Task description: Give an exact copy of every line, leaving images out.

Working data:
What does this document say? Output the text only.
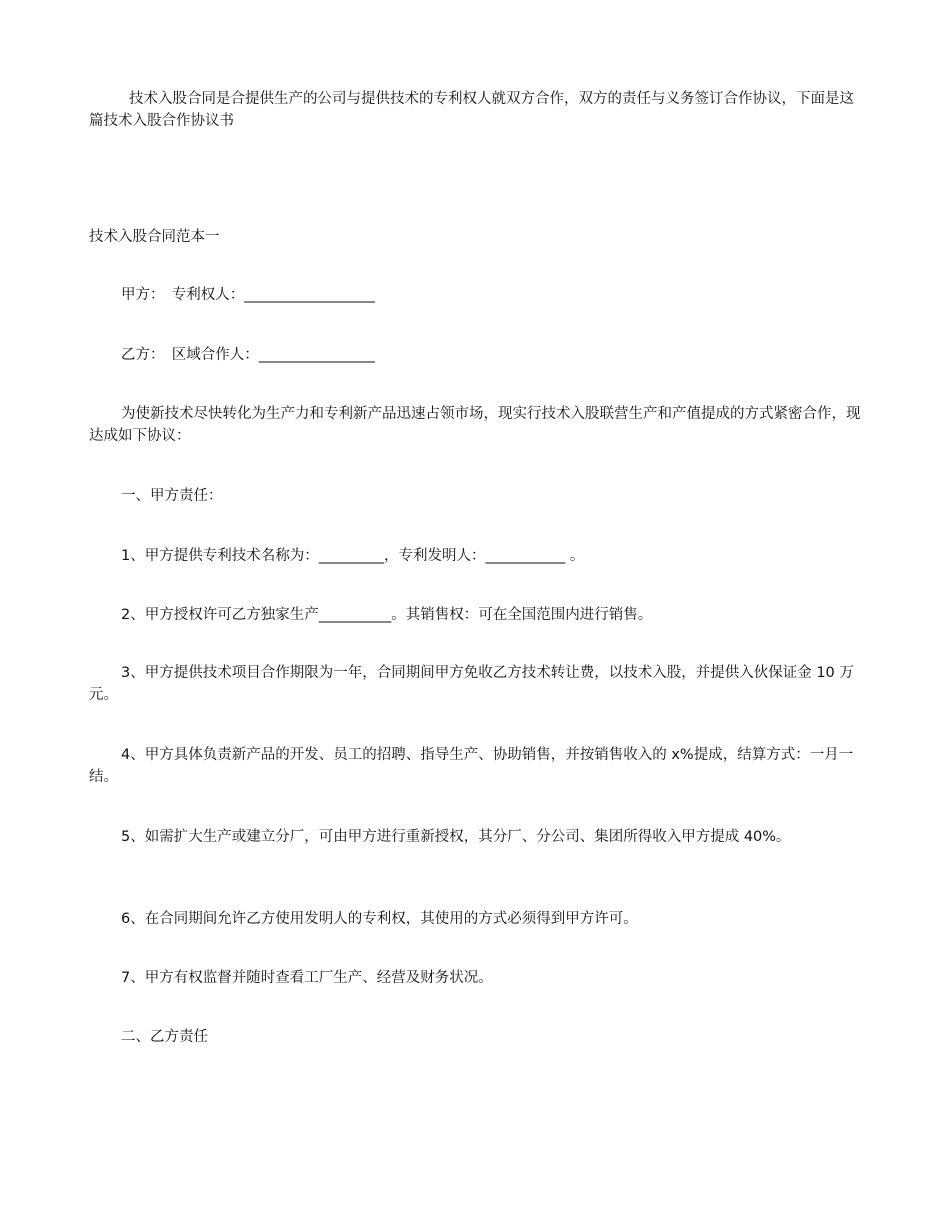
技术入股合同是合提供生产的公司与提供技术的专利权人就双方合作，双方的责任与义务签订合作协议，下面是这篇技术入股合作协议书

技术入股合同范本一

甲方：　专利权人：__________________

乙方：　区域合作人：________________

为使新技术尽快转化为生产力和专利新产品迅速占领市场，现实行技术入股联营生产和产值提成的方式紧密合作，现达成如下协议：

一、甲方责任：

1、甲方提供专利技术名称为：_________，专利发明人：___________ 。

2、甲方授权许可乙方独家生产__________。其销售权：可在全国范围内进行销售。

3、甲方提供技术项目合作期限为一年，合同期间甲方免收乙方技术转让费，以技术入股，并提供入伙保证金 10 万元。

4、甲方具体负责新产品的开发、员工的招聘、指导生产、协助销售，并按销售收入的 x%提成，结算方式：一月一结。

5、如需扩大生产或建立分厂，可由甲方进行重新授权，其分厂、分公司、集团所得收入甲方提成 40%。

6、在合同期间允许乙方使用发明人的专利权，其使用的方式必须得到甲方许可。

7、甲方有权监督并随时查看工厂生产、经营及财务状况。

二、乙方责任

Reply to the task:
What does this document say? Output the text only.
技术入股合同是合提供生产的公司与提供技术的专利权人就双方合作，双方的责任与义务签订合作协议，下面是这篇技术入股合作协议书

技术入股合同范本一

甲方：　专利权人：__________________

乙方：　区域合作人：________________

为使新技术尽快转化为生产力和专利新产品迅速占领市场，现实行技术入股联营生产和产值提成的方式紧密合作，现达成如下协议：

一、甲方责任：

1、甲方提供专利技术名称为：_________，专利发明人：___________ 。

2、甲方授权许可乙方独家生产__________。其销售权：可在全国范围内进行销售。

3、甲方提供技术项目合作期限为一年，合同期间甲方免收乙方技术转让费，以技术入股，并提供入伙保证金 10 万元。

4、甲方具体负责新产品的开发、员工的招聘、指导生产、协助销售，并按销售收入的 x%提成，结算方式：一月一结。

5、如需扩大生产或建立分厂，可由甲方进行重新授权，其分厂、分公司、集团所得收入甲方提成 40%。

6、在合同期间允许乙方使用发明人的专利权，其使用的方式必须得到甲方许可。

7、甲方有权监督并随时查看工厂生产、经营及财务状况。

二、乙方责任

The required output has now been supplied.